DATA SECTION:
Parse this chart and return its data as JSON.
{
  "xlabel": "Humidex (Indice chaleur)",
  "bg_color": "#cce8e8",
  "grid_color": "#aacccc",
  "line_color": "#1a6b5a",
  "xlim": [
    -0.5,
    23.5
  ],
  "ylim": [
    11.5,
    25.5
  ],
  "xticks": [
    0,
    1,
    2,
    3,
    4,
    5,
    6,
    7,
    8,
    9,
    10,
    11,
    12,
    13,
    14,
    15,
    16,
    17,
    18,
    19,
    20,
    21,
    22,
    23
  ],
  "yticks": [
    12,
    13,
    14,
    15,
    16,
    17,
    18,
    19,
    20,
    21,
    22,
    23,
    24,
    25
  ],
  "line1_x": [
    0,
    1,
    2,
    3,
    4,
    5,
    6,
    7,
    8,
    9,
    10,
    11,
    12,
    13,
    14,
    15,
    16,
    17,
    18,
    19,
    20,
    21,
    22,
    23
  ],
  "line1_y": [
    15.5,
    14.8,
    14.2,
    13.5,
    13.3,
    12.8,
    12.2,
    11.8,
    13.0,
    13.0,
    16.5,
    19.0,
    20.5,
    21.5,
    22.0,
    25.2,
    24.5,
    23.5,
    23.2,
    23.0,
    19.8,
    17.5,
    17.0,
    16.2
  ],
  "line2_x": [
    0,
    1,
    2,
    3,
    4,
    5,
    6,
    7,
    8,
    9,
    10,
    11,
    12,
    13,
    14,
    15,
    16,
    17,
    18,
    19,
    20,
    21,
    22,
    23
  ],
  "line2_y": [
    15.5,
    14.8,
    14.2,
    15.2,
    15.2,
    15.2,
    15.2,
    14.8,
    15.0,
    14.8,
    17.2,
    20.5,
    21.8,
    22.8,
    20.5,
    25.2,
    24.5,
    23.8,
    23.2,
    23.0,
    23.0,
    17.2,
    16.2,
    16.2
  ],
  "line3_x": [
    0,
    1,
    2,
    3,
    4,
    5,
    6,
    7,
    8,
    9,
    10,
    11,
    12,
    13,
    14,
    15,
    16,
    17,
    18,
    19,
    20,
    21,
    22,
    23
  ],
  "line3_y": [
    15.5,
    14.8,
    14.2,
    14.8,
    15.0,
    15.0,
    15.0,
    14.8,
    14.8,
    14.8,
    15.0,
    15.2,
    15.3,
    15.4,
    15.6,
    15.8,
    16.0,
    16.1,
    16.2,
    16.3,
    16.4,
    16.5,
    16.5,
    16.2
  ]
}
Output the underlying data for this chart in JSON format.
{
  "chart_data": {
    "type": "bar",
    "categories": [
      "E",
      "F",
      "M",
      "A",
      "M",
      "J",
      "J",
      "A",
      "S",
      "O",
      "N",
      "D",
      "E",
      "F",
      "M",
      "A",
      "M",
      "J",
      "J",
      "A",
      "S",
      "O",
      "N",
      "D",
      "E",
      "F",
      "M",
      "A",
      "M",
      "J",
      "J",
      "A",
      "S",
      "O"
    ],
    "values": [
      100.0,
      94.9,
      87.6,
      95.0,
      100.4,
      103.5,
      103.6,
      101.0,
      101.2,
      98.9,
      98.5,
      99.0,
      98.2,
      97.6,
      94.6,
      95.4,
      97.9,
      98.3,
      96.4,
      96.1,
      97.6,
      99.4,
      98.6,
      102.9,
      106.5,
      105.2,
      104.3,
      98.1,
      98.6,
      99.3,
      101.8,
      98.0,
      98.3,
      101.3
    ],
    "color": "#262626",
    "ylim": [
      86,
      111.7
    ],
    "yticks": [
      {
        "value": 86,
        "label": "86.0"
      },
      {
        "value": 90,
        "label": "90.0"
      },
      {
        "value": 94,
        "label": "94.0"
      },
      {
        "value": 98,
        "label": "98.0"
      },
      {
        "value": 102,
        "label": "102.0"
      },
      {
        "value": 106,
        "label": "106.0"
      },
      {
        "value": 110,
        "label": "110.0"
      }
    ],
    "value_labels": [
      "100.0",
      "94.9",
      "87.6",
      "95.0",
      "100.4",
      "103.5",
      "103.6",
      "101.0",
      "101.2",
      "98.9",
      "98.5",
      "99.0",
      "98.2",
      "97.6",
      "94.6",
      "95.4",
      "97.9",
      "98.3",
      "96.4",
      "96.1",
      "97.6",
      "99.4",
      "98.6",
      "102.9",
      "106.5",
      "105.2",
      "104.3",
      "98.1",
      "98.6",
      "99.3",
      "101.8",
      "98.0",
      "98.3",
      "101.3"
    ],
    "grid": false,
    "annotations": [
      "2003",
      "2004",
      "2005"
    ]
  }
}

WRITTEN REQUEST: All entries shown above should be printed again exactly.

WRITTEN SOLUTION:
Parse this chart and return its data as JSON.
{
  "xlabel": "Humidex (Indice chaleur)",
  "bg_color": "#cce8e8",
  "grid_color": "#aacccc",
  "line_color": "#1a6b5a",
  "xlim": [
    -0.5,
    23.5
  ],
  "ylim": [
    11.5,
    25.5
  ],
  "xticks": [
    0,
    1,
    2,
    3,
    4,
    5,
    6,
    7,
    8,
    9,
    10,
    11,
    12,
    13,
    14,
    15,
    16,
    17,
    18,
    19,
    20,
    21,
    22,
    23
  ],
  "yticks": [
    12,
    13,
    14,
    15,
    16,
    17,
    18,
    19,
    20,
    21,
    22,
    23,
    24,
    25
  ],
  "line1_x": [
    0,
    1,
    2,
    3,
    4,
    5,
    6,
    7,
    8,
    9,
    10,
    11,
    12,
    13,
    14,
    15,
    16,
    17,
    18,
    19,
    20,
    21,
    22,
    23
  ],
  "line1_y": [
    15.5,
    14.8,
    14.2,
    13.5,
    13.3,
    12.8,
    12.2,
    11.8,
    13.0,
    13.0,
    16.5,
    19.0,
    20.5,
    21.5,
    22.0,
    25.2,
    24.5,
    23.5,
    23.2,
    23.0,
    19.8,
    17.5,
    17.0,
    16.2
  ],
  "line2_x": [
    0,
    1,
    2,
    3,
    4,
    5,
    6,
    7,
    8,
    9,
    10,
    11,
    12,
    13,
    14,
    15,
    16,
    17,
    18,
    19,
    20,
    21,
    22,
    23
  ],
  "line2_y": [
    15.5,
    14.8,
    14.2,
    15.2,
    15.2,
    15.2,
    15.2,
    14.8,
    15.0,
    14.8,
    17.2,
    20.5,
    21.8,
    22.8,
    20.5,
    25.2,
    24.5,
    23.8,
    23.2,
    23.0,
    23.0,
    17.2,
    16.2,
    16.2
  ],
  "line3_x": [
    0,
    1,
    2,
    3,
    4,
    5,
    6,
    7,
    8,
    9,
    10,
    11,
    12,
    13,
    14,
    15,
    16,
    17,
    18,
    19,
    20,
    21,
    22,
    23
  ],
  "line3_y": [
    15.5,
    14.8,
    14.2,
    14.8,
    15.0,
    15.0,
    15.0,
    14.8,
    14.8,
    14.8,
    15.0,
    15.2,
    15.3,
    15.4,
    15.6,
    15.8,
    16.0,
    16.1,
    16.2,
    16.3,
    16.4,
    16.5,
    16.5,
    16.2
  ]
}
Output the underlying data for this chart in JSON format.
{
  "chart_data": {
    "type": "bar",
    "categories": [
      "E",
      "F",
      "M",
      "A",
      "M",
      "J",
      "J",
      "A",
      "S",
      "O",
      "N",
      "D",
      "E",
      "F",
      "M",
      "A",
      "M",
      "J",
      "J",
      "A",
      "S",
      "O",
      "N",
      "D",
      "E",
      "F",
      "M",
      "A",
      "M",
      "J",
      "J",
      "A",
      "S",
      "O"
    ],
    "values": [
      100.0,
      94.9,
      87.6,
      95.0,
      100.4,
      103.5,
      103.6,
      101.0,
      101.2,
      98.9,
      98.5,
      99.0,
      98.2,
      97.6,
      94.6,
      95.4,
      97.9,
      98.3,
      96.4,
      96.1,
      97.6,
      99.4,
      98.6,
      102.9,
      106.5,
      105.2,
      104.3,
      98.1,
      98.6,
      99.3,
      101.8,
      98.0,
      98.3,
      101.3
    ],
    "color": "#262626",
    "ylim": [
      86,
      111.7
    ],
    "yticks": [
      {
        "value": 86,
        "label": "86.0"
      },
      {
        "value": 90,
        "label": "90.0"
      },
      {
        "value": 94,
        "label": "94.0"
      },
      {
        "value": 98,
        "label": "98.0"
      },
      {
        "value": 102,
        "label": "102.0"
      },
      {
        "value": 106,
        "label": "106.0"
      },
      {
        "value": 110,
        "label": "110.0"
      }
    ],
    "value_labels": [
      "100.0",
      "94.9",
      "87.6",
      "95.0",
      "100.4",
      "103.5",
      "103.6",
      "101.0",
      "101.2",
      "98.9",
      "98.5",
      "99.0",
      "98.2",
      "97.6",
      "94.6",
      "95.4",
      "97.9",
      "98.3",
      "96.4",
      "96.1",
      "97.6",
      "99.4",
      "98.6",
      "102.9",
      "106.5",
      "105.2",
      "104.3",
      "98.1",
      "98.6",
      "99.3",
      "101.8",
      "98.0",
      "98.3",
      "101.3"
    ],
    "grid": false,
    "annotations": [
      "2003",
      "2004",
      "2005"
    ]
  }
}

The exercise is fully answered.